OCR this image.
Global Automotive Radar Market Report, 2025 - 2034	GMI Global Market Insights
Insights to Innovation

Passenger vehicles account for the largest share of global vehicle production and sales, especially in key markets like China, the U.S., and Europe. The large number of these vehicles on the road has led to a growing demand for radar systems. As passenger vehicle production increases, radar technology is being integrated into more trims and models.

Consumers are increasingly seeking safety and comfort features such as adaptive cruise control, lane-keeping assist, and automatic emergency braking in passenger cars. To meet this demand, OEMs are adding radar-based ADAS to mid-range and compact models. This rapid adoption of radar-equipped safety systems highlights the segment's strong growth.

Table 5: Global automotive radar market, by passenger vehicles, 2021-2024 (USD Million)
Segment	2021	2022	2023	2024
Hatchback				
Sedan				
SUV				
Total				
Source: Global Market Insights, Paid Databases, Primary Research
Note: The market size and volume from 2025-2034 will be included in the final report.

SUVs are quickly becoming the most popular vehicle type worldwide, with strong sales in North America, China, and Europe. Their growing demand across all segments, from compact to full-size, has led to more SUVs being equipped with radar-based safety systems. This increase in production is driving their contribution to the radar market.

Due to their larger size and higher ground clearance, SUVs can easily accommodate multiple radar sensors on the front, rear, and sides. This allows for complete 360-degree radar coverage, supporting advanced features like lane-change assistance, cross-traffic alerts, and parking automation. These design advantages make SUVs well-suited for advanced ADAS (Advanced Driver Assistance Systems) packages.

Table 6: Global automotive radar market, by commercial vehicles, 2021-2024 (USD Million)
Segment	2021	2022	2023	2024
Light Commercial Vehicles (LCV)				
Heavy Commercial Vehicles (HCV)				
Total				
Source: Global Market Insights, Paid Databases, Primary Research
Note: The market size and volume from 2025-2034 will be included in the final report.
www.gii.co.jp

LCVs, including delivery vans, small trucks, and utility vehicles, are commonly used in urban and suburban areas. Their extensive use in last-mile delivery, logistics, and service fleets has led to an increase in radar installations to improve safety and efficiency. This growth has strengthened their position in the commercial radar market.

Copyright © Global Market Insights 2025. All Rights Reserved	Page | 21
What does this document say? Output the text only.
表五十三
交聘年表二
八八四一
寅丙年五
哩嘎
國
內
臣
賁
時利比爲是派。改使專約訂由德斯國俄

****************

Set every line of the listing down word for word.

**TASK ANSWER:**
OCR this image.
Global Automotive Radar Market Report, 2025 - 2034	GMI Global Market Insights
Insights to Innovation

Passenger vehicles account for the largest share of global vehicle production and sales, especially in key markets like China, the U.S., and Europe. The large number of these vehicles on the road has led to a growing demand for radar systems. As passenger vehicle production increases, radar technology is being integrated into more trims and models.

Consumers are increasingly seeking safety and comfort features such as adaptive cruise control, lane-keeping assist, and automatic emergency braking in passenger cars. To meet this demand, OEMs are adding radar-based ADAS to mid-range and compact models. This rapid adoption of radar-equipped safety systems highlights the segment's strong growth.

Table 5: Global automotive radar market, by passenger vehicles, 2021-2024 (USD Million)
Segment	2021	2022	2023	2024
Hatchback				
Sedan				
SUV				
Total				
Source: Global Market Insights, Paid Databases, Primary Research
Note: The market size and volume from 2025-2034 will be included in the final report.

SUVs are quickly becoming the most popular vehicle type worldwide, with strong sales in North America, China, and Europe. Their growing demand across all segments, from compact to full-size, has led to more SUVs being equipped with radar-based safety systems. This increase in production is driving their contribution to the radar market.

Due to their larger size and higher ground clearance, SUVs can easily accommodate multiple radar sensors on the front, rear, and sides. This allows for complete 360-degree radar coverage, supporting advanced features like lane-change assistance, cross-traffic alerts, and parking automation. These design advantages make SUVs well-suited for advanced ADAS (Advanced Driver Assistance Systems) packages.

Table 6: Global automotive radar market, by commercial vehicles, 2021-2024 (USD Million)
Segment	2021	2022	2023	2024
Light Commercial Vehicles (LCV)				
Heavy Commercial Vehicles (HCV)				
Total				
Source: Global Market Insights, Paid Databases, Primary Research
Note: The market size and volume from 2025-2034 will be included in the final report.
www.gii.co.jp

LCVs, including delivery vans, small trucks, and utility vehicles, are commonly used in urban and suburban areas. Their extensive use in last-mile delivery, logistics, and service fleets has led to an increase in radar installations to improve safety and efficiency. This growth has strengthened their position in the commercial radar market.

Copyright © Global Market Insights 2025. All Rights Reserved	Page | 21
What does this document say? Output the text only.
表五十三
交聘年表二
八八四一
寅丙年五
哩嘎
國
內
臣
賁
時利比爲是派。改使專約訂由德斯國俄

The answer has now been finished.